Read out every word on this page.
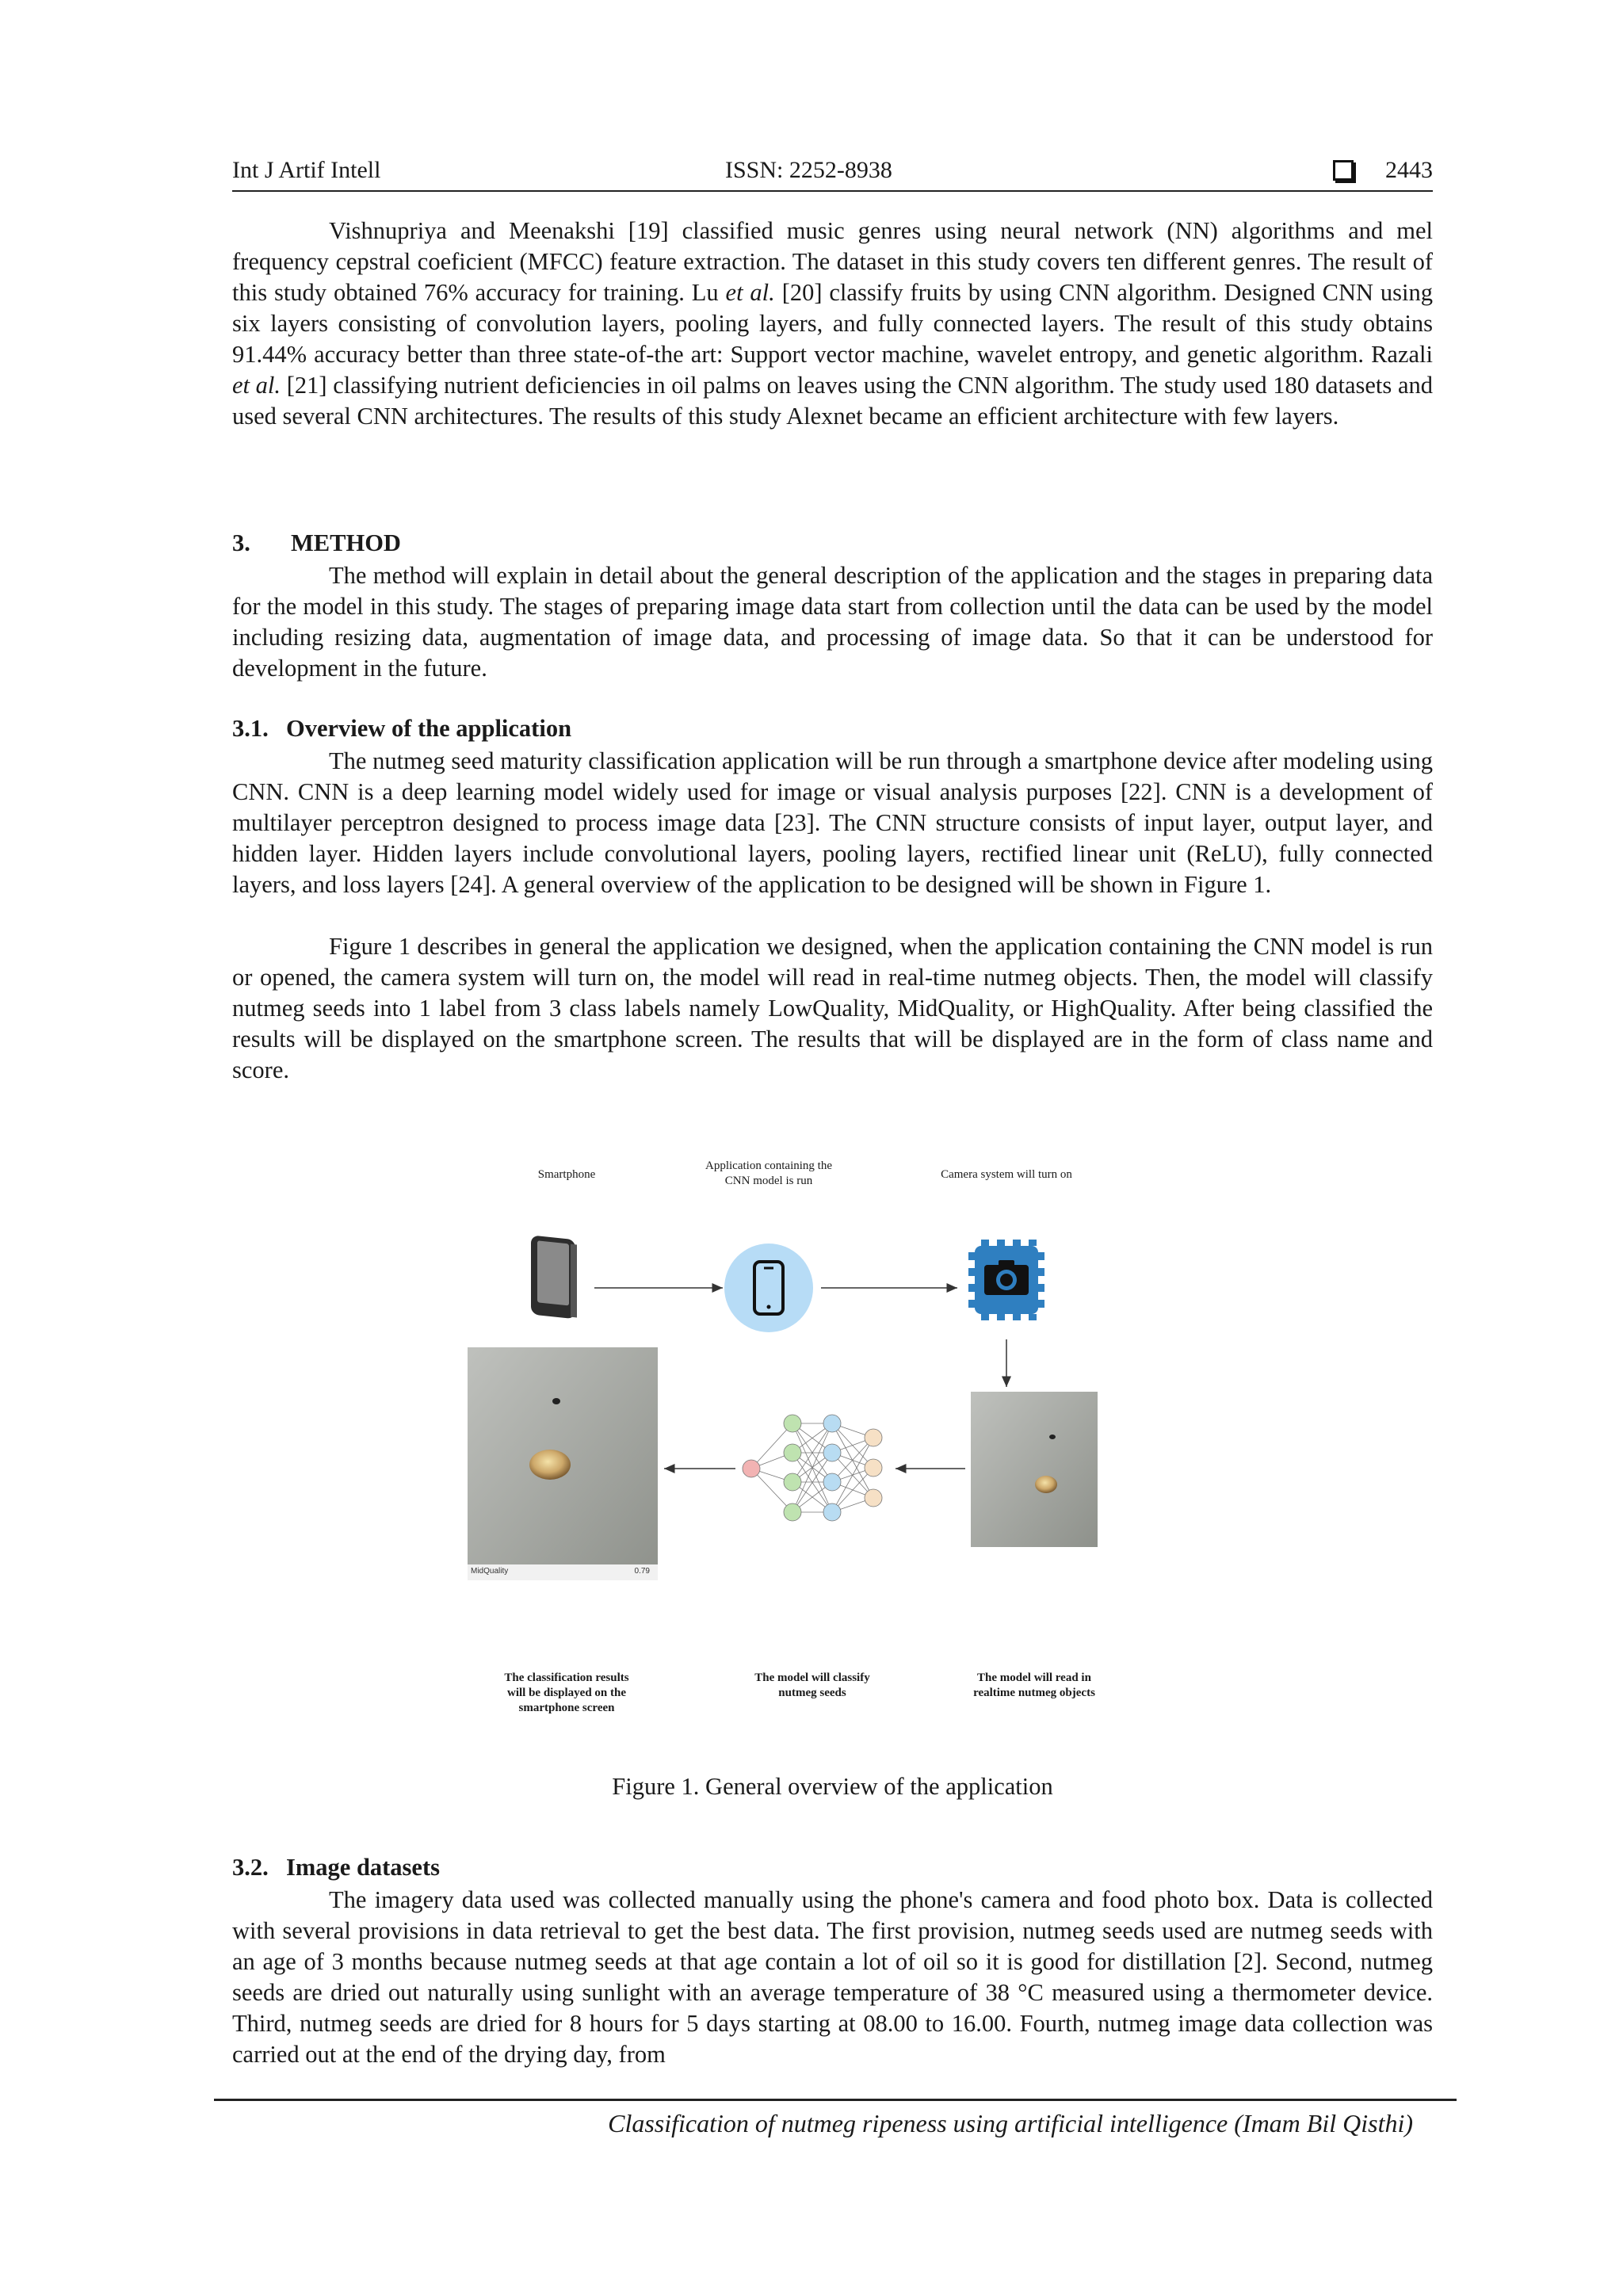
Int J Artif Intell	ISSN: 2252-8938	2443

Vishnupriya and Meenakshi [19] classified music genres using neural network (NN) algorithms and mel frequency cepstral coeficient (MFCC) feature extraction. The dataset in this study covers ten different genres. The result of this study obtained 76% accuracy for training. Lu et al. [20] classify fruits by using CNN algorithm. Designed CNN using six layers consisting of convolution layers, pooling layers, and fully connected layers. The result of this study obtains 91.44% accuracy better than three state-of-the art: Support vector machine, wavelet entropy, and genetic algorithm. Razali et al. [21] classifying nutrient deficiencies in oil palms on leaves using the CNN algorithm. The study used 180 datasets and used several CNN architectures. The results of this study Alexnet became an efficient architecture with few layers.

3. METHOD

The method will explain in detail about the general description of the application and the stages in preparing data for the model in this study. The stages of preparing image data start from collection until the data can be used by the model including resizing data, augmentation of image data, and processing of image data. So that it can be understood for development in the future.

3.1. Overview of the application

The nutmeg seed maturity classification application will be run through a smartphone device after modeling using CNN. CNN is a deep learning model widely used for image or visual analysis purposes [22]. CNN is a development of multilayer perceptron designed to process image data [23]. The CNN structure consists of input layer, output layer, and hidden layer. Hidden layers include convolutional layers, pooling layers, rectified linear unit (ReLU), fully connected layers, and loss layers [24]. A general overview of the application to be designed will be shown in Figure 1.

Figure 1 describes in general the application we designed, when the application containing the CNN model is run or opened, the camera system will turn on, the model will read in real-time nutmeg objects. Then, the model will classify nutmeg seeds into 1 label from 3 class labels namely LowQuality, MidQuality, or HighQuality. After being classified the results will be displayed on the smartphone screen. The results that will be displayed are in the form of class name and score.

Smartphone
Application containing the
CNN model is run	Camera system will turn on
MidQuality	0.79
The classification results
will be displayed on the
smartphone screen
The model will classify
nutmeg seeds
The model will read in
realtime nutmeg objects

Figure 1. General overview of the application

3.2. Image datasets

The imagery data used was collected manually using the phone's camera and food photo box. Data is collected with several provisions in data retrieval to get the best data. The first provision, nutmeg seeds used are nutmeg seeds with an age of 3 months because nutmeg seeds at that age contain a lot of oil so it is good for distillation [2]. Second, nutmeg seeds are dried out naturally using sunlight with an average temperature of 38 °C measured using a thermometer device. Third, nutmeg seeds are dried for 8 hours for 5 days starting at 08.00 to 16.00. Fourth, nutmeg image data collection was carried out at the end of the drying day, from

Classification of nutmeg ripeness using artificial intelligence (Imam Bil Qisthi)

*****

- _The exercise_:
Write out all the entries again, word for word, and print no images.

- _Answer to this task_:
Read out every word on this page.
Int J Artif Intell	ISSN: 2252-8938	2443

Vishnupriya and Meenakshi [19] classified music genres using neural network (NN) algorithms and mel frequency cepstral coeficient (MFCC) feature extraction. The dataset in this study covers ten different genres. The result of this study obtained 76% accuracy for training. Lu et al. [20] classify fruits by using CNN algorithm. Designed CNN using six layers consisting of convolution layers, pooling layers, and fully connected layers. The result of this study obtains 91.44% accuracy better than three state-of-the art: Support vector machine, wavelet entropy, and genetic algorithm. Razali et al. [21] classifying nutrient deficiencies in oil palms on leaves using the CNN algorithm. The study used 180 datasets and used several CNN architectures. The results of this study Alexnet became an efficient architecture with few layers.

3. METHOD

The method will explain in detail about the general description of the application and the stages in preparing data for the model in this study. The stages of preparing image data start from collection until the data can be used by the model including resizing data, augmentation of image data, and processing of image data. So that it can be understood for development in the future.

3.1. Overview of the application

The nutmeg seed maturity classification application will be run through a smartphone device after modeling using CNN. CNN is a deep learning model widely used for image or visual analysis purposes [22]. CNN is a development of multilayer perceptron designed to process image data [23]. The CNN structure consists of input layer, output layer, and hidden layer. Hidden layers include convolutional layers, pooling layers, rectified linear unit (ReLU), fully connected layers, and loss layers [24]. A general overview of the application to be designed will be shown in Figure 1.

Figure 1 describes in general the application we designed, when the application containing the CNN model is run or opened, the camera system will turn on, the model will read in real-time nutmeg objects. Then, the model will classify nutmeg seeds into 1 label from 3 class labels namely LowQuality, MidQuality, or HighQuality. After being classified the results will be displayed on the smartphone screen. The results that will be displayed are in the form of class name and score.

Smartphone
Application containing the
CNN model is run	Camera system will turn on
MidQuality	0.79
The classification results
will be displayed on the
smartphone screen
The model will classify
nutmeg seeds
The model will read in
realtime nutmeg objects

Figure 1. General overview of the application

3.2. Image datasets

The imagery data used was collected manually using the phone's camera and food photo box. Data is collected with several provisions in data retrieval to get the best data. The first provision, nutmeg seeds used are nutmeg seeds with an age of 3 months because nutmeg seeds at that age contain a lot of oil so it is good for distillation [2]. Second, nutmeg seeds are dried out naturally using sunlight with an average temperature of 38 °C measured using a thermometer device. Third, nutmeg seeds are dried for 8 hours for 5 days starting at 08.00 to 16.00. Fourth, nutmeg image data collection was carried out at the end of the drying day, from

Classification of nutmeg ripeness using artificial intelligence (Imam Bil Qisthi)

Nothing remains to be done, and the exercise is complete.